Return the listing below verbatim, every line in its original order and unchanged.

Supplied data:
[start]

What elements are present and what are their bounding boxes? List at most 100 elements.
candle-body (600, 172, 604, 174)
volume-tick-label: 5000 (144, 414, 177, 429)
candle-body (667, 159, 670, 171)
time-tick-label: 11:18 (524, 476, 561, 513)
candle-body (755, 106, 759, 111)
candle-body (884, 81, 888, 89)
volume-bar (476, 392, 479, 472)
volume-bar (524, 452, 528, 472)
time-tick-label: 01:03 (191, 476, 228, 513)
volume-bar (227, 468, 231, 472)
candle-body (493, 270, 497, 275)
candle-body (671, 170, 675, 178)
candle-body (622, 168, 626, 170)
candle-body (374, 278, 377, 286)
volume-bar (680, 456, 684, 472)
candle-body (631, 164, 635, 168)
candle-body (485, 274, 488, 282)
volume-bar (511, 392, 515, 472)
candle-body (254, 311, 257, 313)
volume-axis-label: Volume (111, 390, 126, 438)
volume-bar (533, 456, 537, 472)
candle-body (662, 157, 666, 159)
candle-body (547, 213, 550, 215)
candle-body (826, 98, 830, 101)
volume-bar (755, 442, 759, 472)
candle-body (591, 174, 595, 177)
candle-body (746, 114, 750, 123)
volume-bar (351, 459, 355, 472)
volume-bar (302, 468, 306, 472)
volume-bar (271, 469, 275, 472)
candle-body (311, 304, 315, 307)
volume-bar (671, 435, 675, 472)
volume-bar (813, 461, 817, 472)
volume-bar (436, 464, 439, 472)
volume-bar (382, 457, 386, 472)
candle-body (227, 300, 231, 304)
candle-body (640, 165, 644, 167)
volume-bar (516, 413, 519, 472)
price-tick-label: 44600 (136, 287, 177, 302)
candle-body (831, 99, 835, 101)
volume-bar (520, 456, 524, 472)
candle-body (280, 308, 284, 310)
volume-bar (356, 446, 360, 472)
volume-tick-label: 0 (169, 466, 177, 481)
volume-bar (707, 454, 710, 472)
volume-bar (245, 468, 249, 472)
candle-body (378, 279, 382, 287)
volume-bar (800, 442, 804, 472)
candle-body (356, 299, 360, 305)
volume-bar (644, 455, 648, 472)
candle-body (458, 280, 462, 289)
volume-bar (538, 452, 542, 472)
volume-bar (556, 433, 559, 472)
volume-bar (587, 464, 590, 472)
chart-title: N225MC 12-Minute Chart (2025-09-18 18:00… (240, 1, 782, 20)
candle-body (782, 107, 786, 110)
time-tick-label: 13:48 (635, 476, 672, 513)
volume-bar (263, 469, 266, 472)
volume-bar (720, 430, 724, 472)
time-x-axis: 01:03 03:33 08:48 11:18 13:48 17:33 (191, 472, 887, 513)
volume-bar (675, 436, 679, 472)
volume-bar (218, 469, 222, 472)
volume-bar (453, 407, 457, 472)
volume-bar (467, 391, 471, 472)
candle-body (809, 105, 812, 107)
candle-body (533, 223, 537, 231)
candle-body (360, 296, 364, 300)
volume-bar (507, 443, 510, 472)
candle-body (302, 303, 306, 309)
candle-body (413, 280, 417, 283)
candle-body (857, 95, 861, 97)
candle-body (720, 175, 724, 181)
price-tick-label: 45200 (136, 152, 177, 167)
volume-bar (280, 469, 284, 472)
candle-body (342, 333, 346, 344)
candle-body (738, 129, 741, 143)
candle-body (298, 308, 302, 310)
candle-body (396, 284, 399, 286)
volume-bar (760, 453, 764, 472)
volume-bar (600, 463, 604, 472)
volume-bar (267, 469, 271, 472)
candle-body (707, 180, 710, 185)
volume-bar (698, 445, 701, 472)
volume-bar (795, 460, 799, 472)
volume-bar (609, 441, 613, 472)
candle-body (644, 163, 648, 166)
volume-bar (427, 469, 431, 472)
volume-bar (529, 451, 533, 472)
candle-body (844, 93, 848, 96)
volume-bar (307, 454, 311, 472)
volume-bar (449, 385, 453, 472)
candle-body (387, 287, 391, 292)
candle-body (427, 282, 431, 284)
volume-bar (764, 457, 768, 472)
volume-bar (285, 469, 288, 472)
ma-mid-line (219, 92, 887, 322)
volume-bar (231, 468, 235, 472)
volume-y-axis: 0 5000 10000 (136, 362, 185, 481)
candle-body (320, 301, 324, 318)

[end]

Answer to the task:
What elements are present and what are their bounding boxes? List at most 100 elements.
candle-body (600, 172, 604, 174)
volume-tick-label: 5000 (144, 414, 177, 429)
candle-body (667, 159, 670, 171)
time-tick-label: 11:18 (524, 476, 561, 513)
candle-body (755, 106, 759, 111)
candle-body (884, 81, 888, 89)
volume-bar (476, 392, 479, 472)
volume-bar (524, 452, 528, 472)
time-tick-label: 01:03 (191, 476, 228, 513)
volume-bar (227, 468, 231, 472)
candle-body (493, 270, 497, 275)
candle-body (671, 170, 675, 178)
candle-body (622, 168, 626, 170)
candle-body (374, 278, 377, 286)
volume-bar (680, 456, 684, 472)
candle-body (631, 164, 635, 168)
candle-body (485, 274, 488, 282)
volume-bar (511, 392, 515, 472)
candle-body (254, 311, 257, 313)
volume-axis-label: Volume (111, 390, 126, 438)
volume-bar (533, 456, 537, 472)
candle-body (662, 157, 666, 159)
candle-body (547, 213, 550, 215)
candle-body (826, 98, 830, 101)
volume-bar (755, 442, 759, 472)
candle-body (591, 174, 595, 177)
candle-body (746, 114, 750, 123)
volume-bar (351, 459, 355, 472)
volume-bar (302, 468, 306, 472)
volume-bar (271, 469, 275, 472)
candle-body (311, 304, 315, 307)
volume-bar (671, 435, 675, 472)
volume-bar (813, 461, 817, 472)
volume-bar (436, 464, 439, 472)
volume-bar (382, 457, 386, 472)
candle-body (227, 300, 231, 304)
candle-body (640, 165, 644, 167)
volume-bar (516, 413, 519, 472)
price-tick-label: 44600 (136, 287, 177, 302)
candle-body (831, 99, 835, 101)
volume-bar (520, 456, 524, 472)
candle-body (280, 308, 284, 310)
volume-bar (356, 446, 360, 472)
volume-tick-label: 0 (169, 466, 177, 481)
volume-bar (707, 454, 710, 472)
volume-bar (245, 468, 249, 472)
candle-body (378, 279, 382, 287)
volume-bar (800, 442, 804, 472)
candle-body (356, 299, 360, 305)
volume-bar (644, 455, 648, 472)
candle-body (458, 280, 462, 289)
volume-bar (538, 452, 542, 472)
volume-bar (556, 433, 559, 472)
volume-bar (587, 464, 590, 472)
chart-title: N225MC 12-Minute Chart (2025-09-18 18:00… (240, 1, 782, 20)
candle-body (782, 107, 786, 110)
time-tick-label: 13:48 (635, 476, 672, 513)
volume-bar (263, 469, 266, 472)
volume-bar (720, 430, 724, 472)
time-x-axis: 01:03 03:33 08:48 11:18 13:48 17:33 (191, 472, 887, 513)
volume-bar (675, 436, 679, 472)
volume-bar (218, 469, 222, 472)
volume-bar (453, 407, 457, 472)
volume-bar (467, 391, 471, 472)
candle-body (809, 105, 812, 107)
candle-body (533, 223, 537, 231)
candle-body (360, 296, 364, 300)
volume-bar (507, 443, 510, 472)
candle-body (302, 303, 306, 309)
candle-body (413, 280, 417, 283)
candle-body (857, 95, 861, 97)
candle-body (720, 175, 724, 181)
price-tick-label: 45200 (136, 152, 177, 167)
volume-bar (280, 469, 284, 472)
candle-body (342, 333, 346, 344)
candle-body (738, 129, 741, 143)
candle-body (298, 308, 302, 310)
candle-body (396, 284, 399, 286)
volume-bar (760, 453, 764, 472)
volume-bar (600, 463, 604, 472)
volume-bar (267, 469, 271, 472)
candle-body (707, 180, 710, 185)
volume-bar (698, 445, 701, 472)
volume-bar (795, 460, 799, 472)
volume-bar (609, 441, 613, 472)
candle-body (644, 163, 648, 166)
volume-bar (427, 469, 431, 472)
volume-bar (529, 451, 533, 472)
candle-body (844, 93, 848, 96)
volume-bar (307, 454, 311, 472)
volume-bar (449, 385, 453, 472)
candle-body (387, 287, 391, 292)
candle-body (427, 282, 431, 284)
volume-bar (764, 457, 768, 472)
volume-bar (285, 469, 288, 472)
ma-mid-line (219, 92, 887, 322)
volume-bar (231, 468, 235, 472)
volume-y-axis: 0 5000 10000 (136, 362, 185, 481)
candle-body (320, 301, 324, 318)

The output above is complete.